▸ What is expected: Please give the data below again in full, exactly as it stands.

▸ Records for the exercise:
^^^^^^^^
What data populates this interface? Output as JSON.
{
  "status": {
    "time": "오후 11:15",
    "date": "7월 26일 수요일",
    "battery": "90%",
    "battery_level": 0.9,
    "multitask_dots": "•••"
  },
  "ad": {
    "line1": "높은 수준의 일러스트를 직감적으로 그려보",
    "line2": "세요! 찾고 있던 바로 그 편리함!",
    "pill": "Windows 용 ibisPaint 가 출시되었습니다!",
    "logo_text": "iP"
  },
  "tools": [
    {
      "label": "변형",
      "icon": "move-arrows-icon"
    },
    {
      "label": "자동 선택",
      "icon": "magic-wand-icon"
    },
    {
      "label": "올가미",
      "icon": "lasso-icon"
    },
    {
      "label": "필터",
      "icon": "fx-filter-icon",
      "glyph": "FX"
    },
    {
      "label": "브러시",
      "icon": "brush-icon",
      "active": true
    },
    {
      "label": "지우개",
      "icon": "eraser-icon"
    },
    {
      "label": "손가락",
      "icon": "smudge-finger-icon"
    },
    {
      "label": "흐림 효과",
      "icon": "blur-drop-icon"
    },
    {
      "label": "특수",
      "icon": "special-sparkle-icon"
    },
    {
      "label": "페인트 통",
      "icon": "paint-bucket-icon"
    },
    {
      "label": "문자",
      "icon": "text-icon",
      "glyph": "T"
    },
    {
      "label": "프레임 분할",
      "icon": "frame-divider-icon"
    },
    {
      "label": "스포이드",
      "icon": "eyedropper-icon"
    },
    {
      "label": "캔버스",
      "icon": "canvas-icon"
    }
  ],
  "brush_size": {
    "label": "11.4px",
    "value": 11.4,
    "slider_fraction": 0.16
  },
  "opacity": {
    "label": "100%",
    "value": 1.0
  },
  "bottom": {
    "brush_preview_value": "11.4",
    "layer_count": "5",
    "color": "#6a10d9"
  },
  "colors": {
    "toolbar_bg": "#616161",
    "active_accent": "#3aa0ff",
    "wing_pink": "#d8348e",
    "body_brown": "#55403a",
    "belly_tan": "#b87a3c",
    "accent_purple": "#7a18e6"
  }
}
^^^^^^^^
▸ Exercise output:
What data populates this interface? Output as JSON.
{
  "status": {
    "time": "오후 11:15",
    "date": "7월 26일 수요일",
    "battery": "90%",
    "battery_level": 0.9,
    "multitask_dots": "•••"
  },
  "ad": {
    "line1": "높은 수준의 일러스트를 직감적으로 그려보",
    "line2": "세요! 찾고 있던 바로 그 편리함!",
    "pill": "Windows 용 ibisPaint 가 출시되었습니다!",
    "logo_text": "iP"
  },
  "tools": [
    {
      "label": "변형",
      "icon": "move-arrows-icon"
    },
    {
      "label": "자동 선택",
      "icon": "magic-wand-icon"
    },
    {
      "label": "올가미",
      "icon": "lasso-icon"
    },
    {
      "label": "필터",
      "icon": "fx-filter-icon",
      "glyph": "FX"
    },
    {
      "label": "브러시",
      "icon": "brush-icon",
      "active": true
    },
    {
      "label": "지우개",
      "icon": "eraser-icon"
    },
    {
      "label": "손가락",
      "icon": "smudge-finger-icon"
    },
    {
      "label": "흐림 효과",
      "icon": "blur-drop-icon"
    },
    {
      "label": "특수",
      "icon": "special-sparkle-icon"
    },
    {
      "label": "페인트 통",
      "icon": "paint-bucket-icon"
    },
    {
      "label": "문자",
      "icon": "text-icon",
      "glyph": "T"
    },
    {
      "label": "프레임 분할",
      "icon": "frame-divider-icon"
    },
    {
      "label": "스포이드",
      "icon": "eyedropper-icon"
    },
    {
      "label": "캔버스",
      "icon": "canvas-icon"
    }
  ],
  "brush_size": {
    "label": "11.4px",
    "value": 11.4,
    "slider_fraction": 0.16
  },
  "opacity": {
    "label": "100%",
    "value": 1.0
  },
  "bottom": {
    "brush_preview_value": "11.4",
    "layer_count": "5",
    "color": "#6a10d9"
  },
  "colors": {
    "toolbar_bg": "#616161",
    "active_accent": "#3aa0ff",
    "wing_pink": "#d8348e",
    "body_brown": "#55403a",
    "belly_tan": "#b87a3c",
    "accent_purple": "#7a18e6"
  }
}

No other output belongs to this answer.